◆ Direction
In the passage on the conference about digital content in India, what position does Chandan Bose hold?
++++ Passage to read
The conference aimed to understand how the creation of digital content for Social Sciences and Humanities in India can reconstruct the nature of knowledge, its production and representation and explore possibilities like thought emerging strategies into production of digital content and its information architecture.

Speaking about the role of Digital Technology in reconfiguring the relation between information and everyday life in the Indian subcontinent, founder and CEO of Indigital Mikaela Jade said, “India has already forayed into the digital realm with a massive task of securing democratic access to knowledge and preserving language and practices of its diverse communities. It is the scale of this task that will make the digitisation of arts and knowledge in India a globally unique enterprise.”

The major objective of the conference was to outline the issues, challenges, and opportunities that an inter-disciplinary enterprise can uniquely identify within the creation of digital content in the arts, languages, indigenous rights, and heritage, and to critically appraise the digital practices of vulnerable communities in India to organise and reproduce themselves as knowledge creators.

“I think it is important to first map and identify the way in which computation, media and digital, is being probed and prodded by different data creators in India. We should describe our practices and then think about ways to theorise the trajectory of our digital history,” said assistant professor of anthropology, department of Liberal Arts, Chandan Bose.

The perspective is to guide discussion about the potential of indigenous knowledge-mapping exercises undertaken by local and vernacular historians, regional and urban artisans, grass-roots organisations and workers through digital platforms and its dissemination through online and offline databases.

Apart from focusing significantly on the contribution that digital media and online platforms can make, the conference also took into consideration the role of Digital Technology in historiography, aesthetics, language, culture and heritage, contemporaneity and thought, community and knowledge, locality and environment, language, texts and pedagogy and life and democracy.
++++++++
++++ Supplied information
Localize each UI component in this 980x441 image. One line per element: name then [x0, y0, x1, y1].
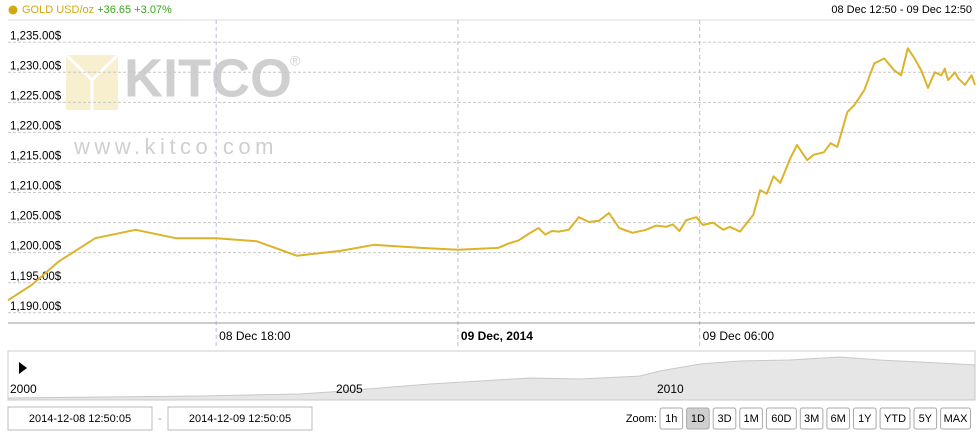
++++++++
◆ Result for this exercise
Assistant professor of anthropology in the department of Liberal Arts.